Records from a dataset:
┄┄┄┄┄┄┄┄┄┄┄┄┄┄┄┄┄┄┄┄
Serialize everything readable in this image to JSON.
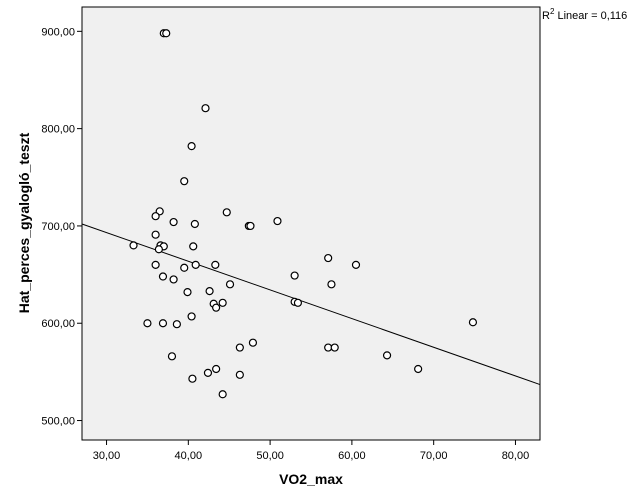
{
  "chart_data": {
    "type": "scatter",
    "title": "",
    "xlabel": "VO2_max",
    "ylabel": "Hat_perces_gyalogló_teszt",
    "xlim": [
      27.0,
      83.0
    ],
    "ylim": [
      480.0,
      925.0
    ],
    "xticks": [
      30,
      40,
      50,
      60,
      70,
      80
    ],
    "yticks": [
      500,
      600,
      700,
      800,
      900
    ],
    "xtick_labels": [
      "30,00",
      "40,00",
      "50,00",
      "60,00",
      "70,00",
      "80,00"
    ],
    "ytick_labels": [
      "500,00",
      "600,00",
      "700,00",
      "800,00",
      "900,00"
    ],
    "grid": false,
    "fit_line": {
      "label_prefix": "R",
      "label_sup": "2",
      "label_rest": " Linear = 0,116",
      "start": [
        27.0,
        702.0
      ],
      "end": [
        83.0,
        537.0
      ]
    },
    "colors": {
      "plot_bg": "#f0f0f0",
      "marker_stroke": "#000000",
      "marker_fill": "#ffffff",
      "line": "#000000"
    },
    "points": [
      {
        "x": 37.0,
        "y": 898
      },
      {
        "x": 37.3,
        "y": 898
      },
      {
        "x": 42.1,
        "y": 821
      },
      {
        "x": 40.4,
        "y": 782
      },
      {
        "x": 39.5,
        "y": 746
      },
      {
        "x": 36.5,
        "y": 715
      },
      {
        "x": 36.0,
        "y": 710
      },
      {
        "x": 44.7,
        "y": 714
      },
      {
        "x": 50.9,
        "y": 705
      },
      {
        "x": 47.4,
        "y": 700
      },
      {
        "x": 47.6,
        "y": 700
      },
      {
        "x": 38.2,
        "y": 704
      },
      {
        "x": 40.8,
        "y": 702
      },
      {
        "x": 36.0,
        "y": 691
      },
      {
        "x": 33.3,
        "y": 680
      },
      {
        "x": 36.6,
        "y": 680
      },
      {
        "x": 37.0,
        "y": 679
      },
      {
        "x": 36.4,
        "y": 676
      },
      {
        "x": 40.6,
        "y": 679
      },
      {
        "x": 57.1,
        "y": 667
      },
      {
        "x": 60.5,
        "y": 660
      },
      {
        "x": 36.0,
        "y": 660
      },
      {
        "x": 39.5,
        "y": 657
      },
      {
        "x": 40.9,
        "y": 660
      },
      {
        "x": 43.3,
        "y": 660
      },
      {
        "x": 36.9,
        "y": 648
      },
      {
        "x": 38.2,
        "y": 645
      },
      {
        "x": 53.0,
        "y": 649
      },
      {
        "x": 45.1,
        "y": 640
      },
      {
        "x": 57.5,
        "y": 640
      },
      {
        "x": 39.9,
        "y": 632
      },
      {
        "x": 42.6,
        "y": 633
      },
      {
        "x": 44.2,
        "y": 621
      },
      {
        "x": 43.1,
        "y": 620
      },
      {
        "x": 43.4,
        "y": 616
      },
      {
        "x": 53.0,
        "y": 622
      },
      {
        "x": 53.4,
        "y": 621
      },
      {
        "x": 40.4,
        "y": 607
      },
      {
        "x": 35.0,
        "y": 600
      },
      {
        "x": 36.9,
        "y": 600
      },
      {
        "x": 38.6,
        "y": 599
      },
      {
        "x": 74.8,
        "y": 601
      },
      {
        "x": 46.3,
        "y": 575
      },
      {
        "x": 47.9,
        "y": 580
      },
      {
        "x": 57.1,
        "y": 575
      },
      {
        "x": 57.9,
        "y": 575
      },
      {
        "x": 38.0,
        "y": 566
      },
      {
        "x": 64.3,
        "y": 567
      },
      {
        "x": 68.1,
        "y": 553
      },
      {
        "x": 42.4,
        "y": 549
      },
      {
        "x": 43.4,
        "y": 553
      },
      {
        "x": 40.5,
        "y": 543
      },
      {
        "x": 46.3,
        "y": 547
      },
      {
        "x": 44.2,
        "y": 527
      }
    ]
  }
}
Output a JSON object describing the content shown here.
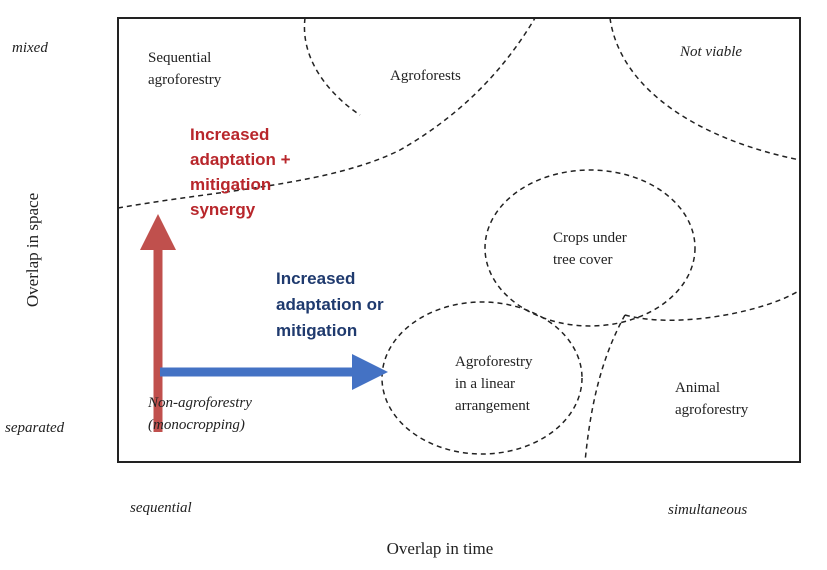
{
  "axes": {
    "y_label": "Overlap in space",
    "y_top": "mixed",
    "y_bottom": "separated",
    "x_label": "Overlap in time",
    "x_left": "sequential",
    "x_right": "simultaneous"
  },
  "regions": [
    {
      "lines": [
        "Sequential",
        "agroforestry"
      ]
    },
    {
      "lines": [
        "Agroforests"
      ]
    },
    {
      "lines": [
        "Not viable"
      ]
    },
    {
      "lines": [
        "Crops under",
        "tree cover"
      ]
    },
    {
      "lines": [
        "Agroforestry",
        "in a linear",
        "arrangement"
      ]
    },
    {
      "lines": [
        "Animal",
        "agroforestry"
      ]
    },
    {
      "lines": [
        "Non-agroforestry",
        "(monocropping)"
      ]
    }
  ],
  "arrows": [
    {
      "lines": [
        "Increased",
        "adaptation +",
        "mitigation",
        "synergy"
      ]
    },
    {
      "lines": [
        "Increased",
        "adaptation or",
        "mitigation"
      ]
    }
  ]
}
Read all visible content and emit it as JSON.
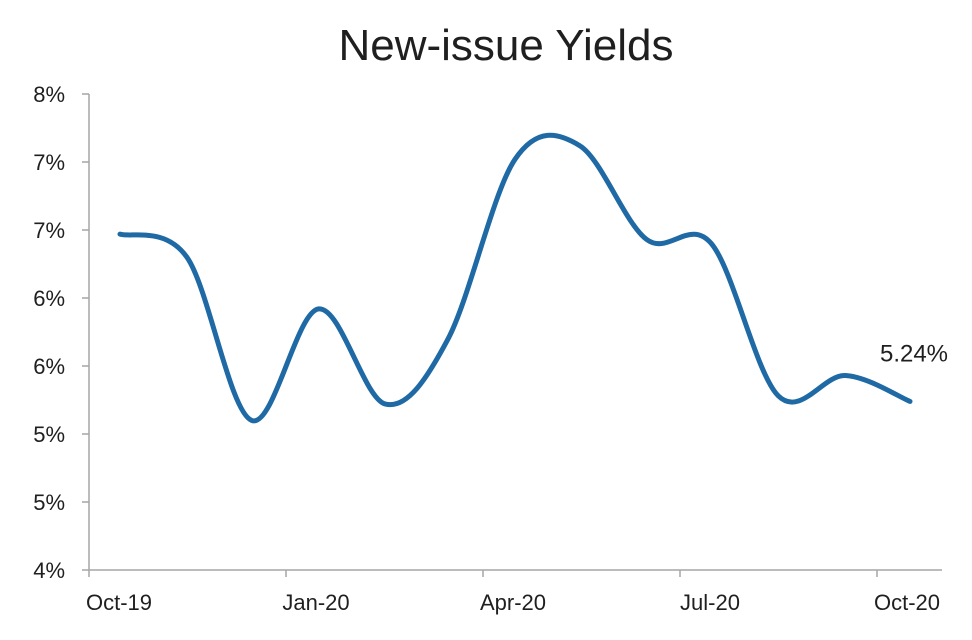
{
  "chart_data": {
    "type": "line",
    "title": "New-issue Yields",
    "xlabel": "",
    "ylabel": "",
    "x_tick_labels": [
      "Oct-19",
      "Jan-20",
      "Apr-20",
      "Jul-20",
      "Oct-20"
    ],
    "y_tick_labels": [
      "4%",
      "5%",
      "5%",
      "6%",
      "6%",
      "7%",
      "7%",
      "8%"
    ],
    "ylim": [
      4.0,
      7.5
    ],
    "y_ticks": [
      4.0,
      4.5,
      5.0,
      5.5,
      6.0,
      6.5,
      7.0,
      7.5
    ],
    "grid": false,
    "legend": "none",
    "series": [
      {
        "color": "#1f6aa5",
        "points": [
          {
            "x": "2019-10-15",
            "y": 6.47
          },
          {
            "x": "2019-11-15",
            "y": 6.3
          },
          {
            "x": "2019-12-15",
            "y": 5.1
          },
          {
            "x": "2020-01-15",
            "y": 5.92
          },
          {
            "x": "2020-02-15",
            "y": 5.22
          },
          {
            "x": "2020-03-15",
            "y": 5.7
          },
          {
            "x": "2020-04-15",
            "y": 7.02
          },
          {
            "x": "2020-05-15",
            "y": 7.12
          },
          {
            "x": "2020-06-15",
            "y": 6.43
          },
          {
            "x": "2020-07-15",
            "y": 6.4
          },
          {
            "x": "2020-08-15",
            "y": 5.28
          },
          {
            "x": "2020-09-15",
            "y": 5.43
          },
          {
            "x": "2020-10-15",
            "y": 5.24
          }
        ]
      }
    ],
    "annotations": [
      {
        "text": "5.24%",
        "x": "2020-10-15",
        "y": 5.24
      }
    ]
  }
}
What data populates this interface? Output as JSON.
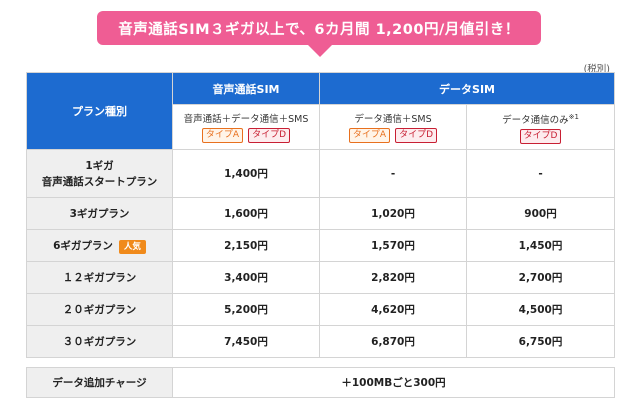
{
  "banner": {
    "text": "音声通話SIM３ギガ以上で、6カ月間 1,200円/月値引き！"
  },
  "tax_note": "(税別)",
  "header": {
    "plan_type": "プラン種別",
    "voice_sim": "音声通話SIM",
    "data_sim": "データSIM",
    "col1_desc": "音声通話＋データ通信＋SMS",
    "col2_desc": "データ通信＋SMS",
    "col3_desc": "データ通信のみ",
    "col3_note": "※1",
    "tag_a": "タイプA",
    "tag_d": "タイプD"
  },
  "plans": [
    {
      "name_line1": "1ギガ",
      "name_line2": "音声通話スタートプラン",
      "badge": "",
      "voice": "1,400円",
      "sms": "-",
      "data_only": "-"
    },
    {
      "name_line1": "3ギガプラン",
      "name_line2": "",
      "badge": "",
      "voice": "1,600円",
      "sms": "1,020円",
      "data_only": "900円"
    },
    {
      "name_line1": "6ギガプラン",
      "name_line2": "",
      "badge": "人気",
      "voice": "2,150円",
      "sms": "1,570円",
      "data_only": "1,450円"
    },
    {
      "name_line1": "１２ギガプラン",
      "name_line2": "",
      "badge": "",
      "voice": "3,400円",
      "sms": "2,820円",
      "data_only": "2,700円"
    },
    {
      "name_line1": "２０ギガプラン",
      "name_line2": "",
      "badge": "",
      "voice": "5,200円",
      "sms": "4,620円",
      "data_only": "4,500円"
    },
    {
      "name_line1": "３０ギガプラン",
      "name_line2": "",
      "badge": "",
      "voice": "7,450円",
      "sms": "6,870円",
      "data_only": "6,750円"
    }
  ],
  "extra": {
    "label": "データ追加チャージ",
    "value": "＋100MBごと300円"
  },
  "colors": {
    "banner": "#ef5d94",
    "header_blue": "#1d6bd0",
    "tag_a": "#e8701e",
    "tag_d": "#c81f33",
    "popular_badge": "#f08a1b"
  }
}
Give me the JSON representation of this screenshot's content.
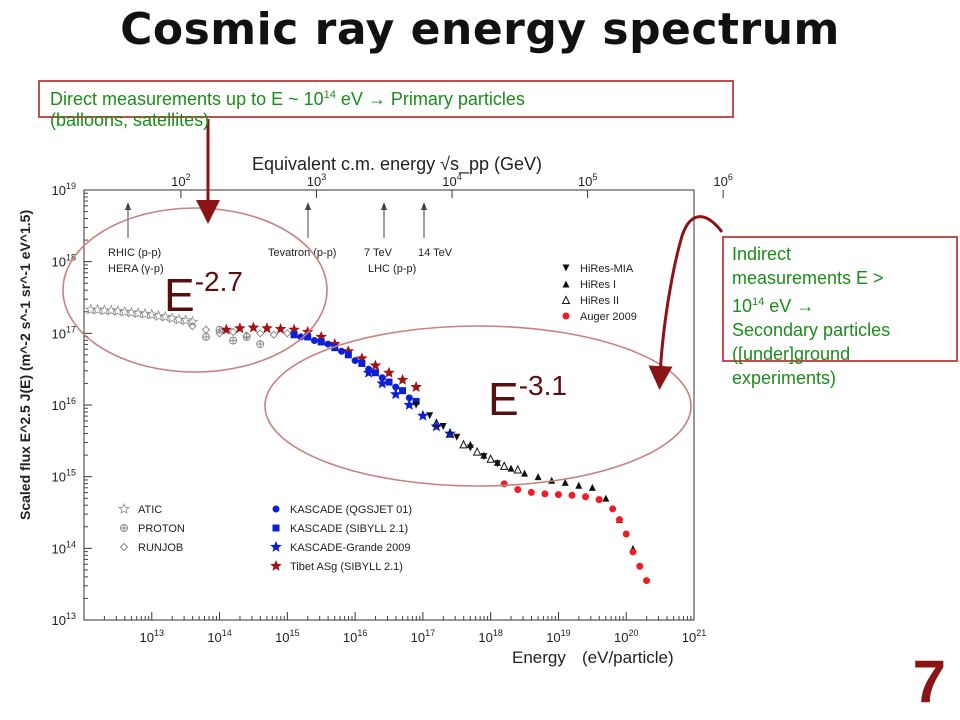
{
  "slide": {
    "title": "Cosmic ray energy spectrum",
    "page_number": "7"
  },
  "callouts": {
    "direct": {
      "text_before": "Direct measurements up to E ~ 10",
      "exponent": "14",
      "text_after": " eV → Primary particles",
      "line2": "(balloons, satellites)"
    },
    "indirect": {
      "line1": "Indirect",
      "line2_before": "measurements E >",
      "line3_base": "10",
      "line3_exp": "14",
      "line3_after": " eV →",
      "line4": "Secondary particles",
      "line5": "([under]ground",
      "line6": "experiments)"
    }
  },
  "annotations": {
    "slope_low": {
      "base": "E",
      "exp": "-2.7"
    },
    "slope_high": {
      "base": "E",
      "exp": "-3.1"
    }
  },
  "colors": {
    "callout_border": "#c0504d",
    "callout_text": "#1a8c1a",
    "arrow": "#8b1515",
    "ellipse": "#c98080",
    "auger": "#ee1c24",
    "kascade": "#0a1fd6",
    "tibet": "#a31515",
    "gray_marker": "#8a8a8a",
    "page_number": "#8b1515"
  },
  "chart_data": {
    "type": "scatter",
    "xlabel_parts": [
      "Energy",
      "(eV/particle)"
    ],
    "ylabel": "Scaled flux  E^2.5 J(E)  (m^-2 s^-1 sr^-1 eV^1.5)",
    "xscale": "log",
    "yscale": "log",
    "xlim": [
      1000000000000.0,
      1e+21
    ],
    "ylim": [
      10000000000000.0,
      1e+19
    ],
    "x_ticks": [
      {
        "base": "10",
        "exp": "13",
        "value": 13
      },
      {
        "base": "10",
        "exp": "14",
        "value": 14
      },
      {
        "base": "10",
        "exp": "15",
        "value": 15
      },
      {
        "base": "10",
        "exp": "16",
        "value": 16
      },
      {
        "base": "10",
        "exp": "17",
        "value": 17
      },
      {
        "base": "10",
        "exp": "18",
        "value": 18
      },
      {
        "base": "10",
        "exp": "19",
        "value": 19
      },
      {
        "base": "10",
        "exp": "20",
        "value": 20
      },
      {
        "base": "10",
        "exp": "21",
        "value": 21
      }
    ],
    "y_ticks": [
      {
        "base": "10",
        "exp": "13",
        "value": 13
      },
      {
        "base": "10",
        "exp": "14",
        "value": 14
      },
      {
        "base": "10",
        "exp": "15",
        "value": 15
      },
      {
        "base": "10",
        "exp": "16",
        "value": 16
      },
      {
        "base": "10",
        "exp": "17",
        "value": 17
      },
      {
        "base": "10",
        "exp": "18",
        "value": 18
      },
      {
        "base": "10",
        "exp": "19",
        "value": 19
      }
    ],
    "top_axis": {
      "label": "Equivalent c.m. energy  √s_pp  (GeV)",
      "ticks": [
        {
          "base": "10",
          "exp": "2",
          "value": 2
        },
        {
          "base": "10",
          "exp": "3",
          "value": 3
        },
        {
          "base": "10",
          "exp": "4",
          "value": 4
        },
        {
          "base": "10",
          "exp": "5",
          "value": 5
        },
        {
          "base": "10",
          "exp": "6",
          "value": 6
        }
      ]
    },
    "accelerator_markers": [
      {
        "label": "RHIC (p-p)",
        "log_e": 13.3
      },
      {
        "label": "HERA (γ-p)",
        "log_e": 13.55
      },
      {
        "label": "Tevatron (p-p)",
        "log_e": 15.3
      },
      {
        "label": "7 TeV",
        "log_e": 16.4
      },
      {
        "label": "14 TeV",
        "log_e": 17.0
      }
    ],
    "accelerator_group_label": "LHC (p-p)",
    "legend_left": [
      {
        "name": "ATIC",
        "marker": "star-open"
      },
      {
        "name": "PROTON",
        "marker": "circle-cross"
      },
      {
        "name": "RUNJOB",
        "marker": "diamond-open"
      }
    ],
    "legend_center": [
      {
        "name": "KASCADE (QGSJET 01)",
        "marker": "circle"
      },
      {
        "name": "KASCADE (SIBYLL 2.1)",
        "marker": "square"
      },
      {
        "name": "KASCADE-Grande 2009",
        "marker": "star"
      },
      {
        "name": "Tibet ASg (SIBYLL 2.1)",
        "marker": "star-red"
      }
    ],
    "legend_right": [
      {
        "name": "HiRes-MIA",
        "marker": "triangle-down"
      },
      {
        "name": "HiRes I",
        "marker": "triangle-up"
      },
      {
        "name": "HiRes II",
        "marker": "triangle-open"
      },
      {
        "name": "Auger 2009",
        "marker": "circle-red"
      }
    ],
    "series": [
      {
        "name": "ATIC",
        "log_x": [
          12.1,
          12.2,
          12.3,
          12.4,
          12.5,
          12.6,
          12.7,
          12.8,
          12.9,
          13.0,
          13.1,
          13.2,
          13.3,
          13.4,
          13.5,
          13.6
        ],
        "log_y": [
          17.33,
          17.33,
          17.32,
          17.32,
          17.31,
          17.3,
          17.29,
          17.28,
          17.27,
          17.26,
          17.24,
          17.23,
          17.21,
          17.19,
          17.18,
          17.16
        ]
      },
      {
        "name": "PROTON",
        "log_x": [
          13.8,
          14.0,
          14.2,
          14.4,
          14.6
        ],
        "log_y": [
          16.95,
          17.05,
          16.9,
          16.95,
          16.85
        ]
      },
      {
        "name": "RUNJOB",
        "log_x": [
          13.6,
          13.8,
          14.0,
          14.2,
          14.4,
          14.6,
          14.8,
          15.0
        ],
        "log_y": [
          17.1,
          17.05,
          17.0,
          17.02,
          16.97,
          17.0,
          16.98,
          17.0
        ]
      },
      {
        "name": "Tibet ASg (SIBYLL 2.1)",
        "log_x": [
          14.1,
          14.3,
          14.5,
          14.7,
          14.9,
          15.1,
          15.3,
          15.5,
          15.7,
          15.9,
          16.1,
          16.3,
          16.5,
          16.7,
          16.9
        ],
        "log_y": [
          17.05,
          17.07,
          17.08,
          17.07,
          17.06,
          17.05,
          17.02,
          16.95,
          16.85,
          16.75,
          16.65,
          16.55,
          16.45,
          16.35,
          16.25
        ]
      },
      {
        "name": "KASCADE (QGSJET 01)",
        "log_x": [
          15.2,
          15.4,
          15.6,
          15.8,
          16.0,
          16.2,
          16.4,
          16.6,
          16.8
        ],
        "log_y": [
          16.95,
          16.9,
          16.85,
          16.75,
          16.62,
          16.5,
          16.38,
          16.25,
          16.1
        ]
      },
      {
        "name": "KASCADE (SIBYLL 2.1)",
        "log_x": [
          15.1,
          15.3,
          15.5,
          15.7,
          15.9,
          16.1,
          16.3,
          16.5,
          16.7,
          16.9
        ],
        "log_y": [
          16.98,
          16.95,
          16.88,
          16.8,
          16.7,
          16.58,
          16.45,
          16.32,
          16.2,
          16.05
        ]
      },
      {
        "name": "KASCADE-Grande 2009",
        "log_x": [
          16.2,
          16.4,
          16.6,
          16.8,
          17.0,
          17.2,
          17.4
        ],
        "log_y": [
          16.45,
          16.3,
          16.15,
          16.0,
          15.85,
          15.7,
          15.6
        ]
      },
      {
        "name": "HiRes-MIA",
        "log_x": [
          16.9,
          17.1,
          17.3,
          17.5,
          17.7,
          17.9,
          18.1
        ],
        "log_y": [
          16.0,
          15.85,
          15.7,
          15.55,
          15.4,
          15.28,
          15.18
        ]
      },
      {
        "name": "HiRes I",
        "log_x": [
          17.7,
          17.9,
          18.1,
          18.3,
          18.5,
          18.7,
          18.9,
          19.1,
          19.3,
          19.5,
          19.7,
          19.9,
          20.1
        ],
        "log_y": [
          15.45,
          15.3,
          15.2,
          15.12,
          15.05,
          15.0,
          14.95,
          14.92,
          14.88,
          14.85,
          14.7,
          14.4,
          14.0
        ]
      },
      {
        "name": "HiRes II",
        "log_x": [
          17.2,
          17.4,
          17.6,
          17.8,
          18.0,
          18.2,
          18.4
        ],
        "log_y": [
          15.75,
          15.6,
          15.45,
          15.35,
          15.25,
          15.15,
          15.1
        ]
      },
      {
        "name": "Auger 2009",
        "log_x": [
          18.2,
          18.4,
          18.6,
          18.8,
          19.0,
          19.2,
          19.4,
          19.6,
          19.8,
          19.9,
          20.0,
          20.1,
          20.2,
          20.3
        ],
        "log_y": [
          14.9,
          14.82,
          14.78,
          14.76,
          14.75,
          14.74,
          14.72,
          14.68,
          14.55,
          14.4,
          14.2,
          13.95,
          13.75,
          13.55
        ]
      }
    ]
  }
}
┄┄┄┄┄┄┄┄┄┄┄┄┄┄┄┄┄┄┄┄
> Task statement
From the listing above, pick out every line containing "particles".

> Written response
      "text_after": " eV → Primary particles",
      "line4": "Secondary particles",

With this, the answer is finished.